(Extracted data entries)
--------------------------------------------------

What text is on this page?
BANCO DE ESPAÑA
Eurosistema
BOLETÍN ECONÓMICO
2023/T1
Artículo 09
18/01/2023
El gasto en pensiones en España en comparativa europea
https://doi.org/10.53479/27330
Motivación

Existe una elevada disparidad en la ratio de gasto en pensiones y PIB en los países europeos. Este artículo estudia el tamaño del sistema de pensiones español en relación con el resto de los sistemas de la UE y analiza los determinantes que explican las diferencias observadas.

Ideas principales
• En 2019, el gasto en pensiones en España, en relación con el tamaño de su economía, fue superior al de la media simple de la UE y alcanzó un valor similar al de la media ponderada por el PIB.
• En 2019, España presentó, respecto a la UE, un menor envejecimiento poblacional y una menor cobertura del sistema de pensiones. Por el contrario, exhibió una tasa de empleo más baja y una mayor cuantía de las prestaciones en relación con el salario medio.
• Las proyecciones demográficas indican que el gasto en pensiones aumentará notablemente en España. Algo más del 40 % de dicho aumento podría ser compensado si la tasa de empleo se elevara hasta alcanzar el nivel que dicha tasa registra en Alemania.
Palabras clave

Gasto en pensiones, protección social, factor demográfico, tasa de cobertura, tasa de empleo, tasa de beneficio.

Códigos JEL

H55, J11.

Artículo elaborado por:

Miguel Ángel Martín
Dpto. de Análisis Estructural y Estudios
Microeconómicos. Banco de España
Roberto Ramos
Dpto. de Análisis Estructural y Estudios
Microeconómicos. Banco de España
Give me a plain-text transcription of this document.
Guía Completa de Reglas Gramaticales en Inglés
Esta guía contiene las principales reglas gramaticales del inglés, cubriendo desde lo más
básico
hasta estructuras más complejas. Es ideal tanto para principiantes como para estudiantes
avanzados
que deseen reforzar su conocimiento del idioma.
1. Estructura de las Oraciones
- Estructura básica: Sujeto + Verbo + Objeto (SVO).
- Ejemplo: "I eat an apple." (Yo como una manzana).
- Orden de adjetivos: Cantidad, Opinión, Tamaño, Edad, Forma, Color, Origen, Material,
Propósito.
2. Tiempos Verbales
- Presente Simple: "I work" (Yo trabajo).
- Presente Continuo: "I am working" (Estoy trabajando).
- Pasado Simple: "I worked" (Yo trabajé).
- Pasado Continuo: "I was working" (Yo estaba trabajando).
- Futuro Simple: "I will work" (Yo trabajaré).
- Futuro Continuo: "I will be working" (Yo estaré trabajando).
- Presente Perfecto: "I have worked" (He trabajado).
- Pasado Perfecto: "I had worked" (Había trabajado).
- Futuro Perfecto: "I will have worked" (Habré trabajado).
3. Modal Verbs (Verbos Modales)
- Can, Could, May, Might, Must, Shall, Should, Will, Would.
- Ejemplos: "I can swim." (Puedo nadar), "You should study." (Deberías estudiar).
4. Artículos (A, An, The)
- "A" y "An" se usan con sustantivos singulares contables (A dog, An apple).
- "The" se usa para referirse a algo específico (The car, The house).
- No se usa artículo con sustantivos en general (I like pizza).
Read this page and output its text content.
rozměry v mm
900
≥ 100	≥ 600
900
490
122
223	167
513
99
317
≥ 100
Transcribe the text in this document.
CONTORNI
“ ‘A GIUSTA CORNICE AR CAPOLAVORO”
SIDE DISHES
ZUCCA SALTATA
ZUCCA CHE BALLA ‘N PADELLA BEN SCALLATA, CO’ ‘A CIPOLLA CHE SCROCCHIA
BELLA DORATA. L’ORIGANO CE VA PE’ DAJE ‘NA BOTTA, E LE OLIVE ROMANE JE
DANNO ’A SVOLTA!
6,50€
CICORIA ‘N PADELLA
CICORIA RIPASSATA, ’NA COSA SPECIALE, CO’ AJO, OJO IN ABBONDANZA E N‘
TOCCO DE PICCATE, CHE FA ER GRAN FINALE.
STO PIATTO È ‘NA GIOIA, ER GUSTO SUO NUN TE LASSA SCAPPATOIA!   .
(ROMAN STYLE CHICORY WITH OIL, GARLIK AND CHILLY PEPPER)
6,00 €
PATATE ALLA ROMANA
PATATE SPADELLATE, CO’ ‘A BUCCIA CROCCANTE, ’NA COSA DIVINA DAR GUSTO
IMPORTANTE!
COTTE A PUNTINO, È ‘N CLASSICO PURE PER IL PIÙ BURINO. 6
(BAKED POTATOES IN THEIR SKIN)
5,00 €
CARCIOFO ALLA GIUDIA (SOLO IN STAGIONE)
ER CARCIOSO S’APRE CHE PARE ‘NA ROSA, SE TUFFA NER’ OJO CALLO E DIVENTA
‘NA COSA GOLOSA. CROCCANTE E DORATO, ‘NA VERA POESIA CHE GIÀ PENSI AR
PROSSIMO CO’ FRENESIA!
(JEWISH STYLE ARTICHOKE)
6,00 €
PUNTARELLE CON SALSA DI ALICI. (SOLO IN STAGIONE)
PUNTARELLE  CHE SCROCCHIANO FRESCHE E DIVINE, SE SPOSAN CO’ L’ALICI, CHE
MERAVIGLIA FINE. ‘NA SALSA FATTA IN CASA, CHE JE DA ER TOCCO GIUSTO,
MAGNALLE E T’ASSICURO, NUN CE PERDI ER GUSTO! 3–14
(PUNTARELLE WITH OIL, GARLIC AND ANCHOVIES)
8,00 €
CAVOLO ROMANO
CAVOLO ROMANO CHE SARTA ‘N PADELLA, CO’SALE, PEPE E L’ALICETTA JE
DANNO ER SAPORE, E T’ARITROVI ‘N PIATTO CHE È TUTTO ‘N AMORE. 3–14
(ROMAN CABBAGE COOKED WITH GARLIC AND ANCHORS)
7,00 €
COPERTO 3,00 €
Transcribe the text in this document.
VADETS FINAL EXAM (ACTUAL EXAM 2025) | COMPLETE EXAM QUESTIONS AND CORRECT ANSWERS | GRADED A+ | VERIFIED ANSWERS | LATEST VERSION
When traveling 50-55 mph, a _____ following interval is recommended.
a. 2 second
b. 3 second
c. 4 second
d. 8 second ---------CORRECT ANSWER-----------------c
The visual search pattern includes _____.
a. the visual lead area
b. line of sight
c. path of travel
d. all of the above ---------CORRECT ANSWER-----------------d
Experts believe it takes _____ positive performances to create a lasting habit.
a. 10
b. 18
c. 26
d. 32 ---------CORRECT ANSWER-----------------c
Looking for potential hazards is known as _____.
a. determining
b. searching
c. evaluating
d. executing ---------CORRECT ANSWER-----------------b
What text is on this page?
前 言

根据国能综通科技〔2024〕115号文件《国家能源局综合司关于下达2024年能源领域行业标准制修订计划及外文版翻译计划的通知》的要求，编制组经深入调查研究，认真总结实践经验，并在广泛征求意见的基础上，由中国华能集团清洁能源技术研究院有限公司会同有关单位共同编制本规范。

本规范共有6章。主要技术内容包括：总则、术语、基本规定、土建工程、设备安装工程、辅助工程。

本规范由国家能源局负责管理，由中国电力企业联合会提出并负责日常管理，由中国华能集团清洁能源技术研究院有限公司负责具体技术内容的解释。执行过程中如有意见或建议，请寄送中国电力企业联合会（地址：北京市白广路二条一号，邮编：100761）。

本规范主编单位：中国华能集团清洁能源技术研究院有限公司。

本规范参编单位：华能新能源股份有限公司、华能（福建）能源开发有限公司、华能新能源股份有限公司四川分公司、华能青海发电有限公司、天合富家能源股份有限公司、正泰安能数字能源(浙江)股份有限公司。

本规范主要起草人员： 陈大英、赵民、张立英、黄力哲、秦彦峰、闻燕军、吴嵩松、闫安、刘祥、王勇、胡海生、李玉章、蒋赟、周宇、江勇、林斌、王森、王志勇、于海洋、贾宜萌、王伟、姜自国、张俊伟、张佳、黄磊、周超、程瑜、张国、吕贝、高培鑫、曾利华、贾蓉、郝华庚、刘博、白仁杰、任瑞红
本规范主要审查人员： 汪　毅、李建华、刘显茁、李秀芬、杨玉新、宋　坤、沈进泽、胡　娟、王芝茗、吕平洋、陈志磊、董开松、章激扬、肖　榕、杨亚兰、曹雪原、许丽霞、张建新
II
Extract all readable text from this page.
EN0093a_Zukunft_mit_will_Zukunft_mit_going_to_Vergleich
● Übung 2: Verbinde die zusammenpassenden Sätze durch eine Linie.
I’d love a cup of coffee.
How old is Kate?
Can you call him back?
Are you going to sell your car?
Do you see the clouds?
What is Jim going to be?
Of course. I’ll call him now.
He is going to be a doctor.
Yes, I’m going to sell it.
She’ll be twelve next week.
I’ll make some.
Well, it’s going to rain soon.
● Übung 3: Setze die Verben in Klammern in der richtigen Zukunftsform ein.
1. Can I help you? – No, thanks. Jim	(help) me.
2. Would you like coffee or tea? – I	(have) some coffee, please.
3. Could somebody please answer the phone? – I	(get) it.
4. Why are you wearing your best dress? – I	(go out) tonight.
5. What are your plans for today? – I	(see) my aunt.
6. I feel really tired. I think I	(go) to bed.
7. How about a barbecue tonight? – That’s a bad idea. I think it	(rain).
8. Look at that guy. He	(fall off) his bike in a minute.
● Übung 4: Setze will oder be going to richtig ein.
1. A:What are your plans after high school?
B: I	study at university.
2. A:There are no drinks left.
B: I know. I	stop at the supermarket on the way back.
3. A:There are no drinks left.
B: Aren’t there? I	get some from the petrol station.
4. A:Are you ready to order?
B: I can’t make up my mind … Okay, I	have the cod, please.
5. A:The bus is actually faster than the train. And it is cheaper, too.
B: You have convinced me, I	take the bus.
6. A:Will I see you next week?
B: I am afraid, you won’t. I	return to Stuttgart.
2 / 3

--------------------------------------------------

— TASK DESCRIPTION —
Write only the number of lines in the records that include the word "CROCCANTE".

— RESPONSE TO THE EXERCISE —
2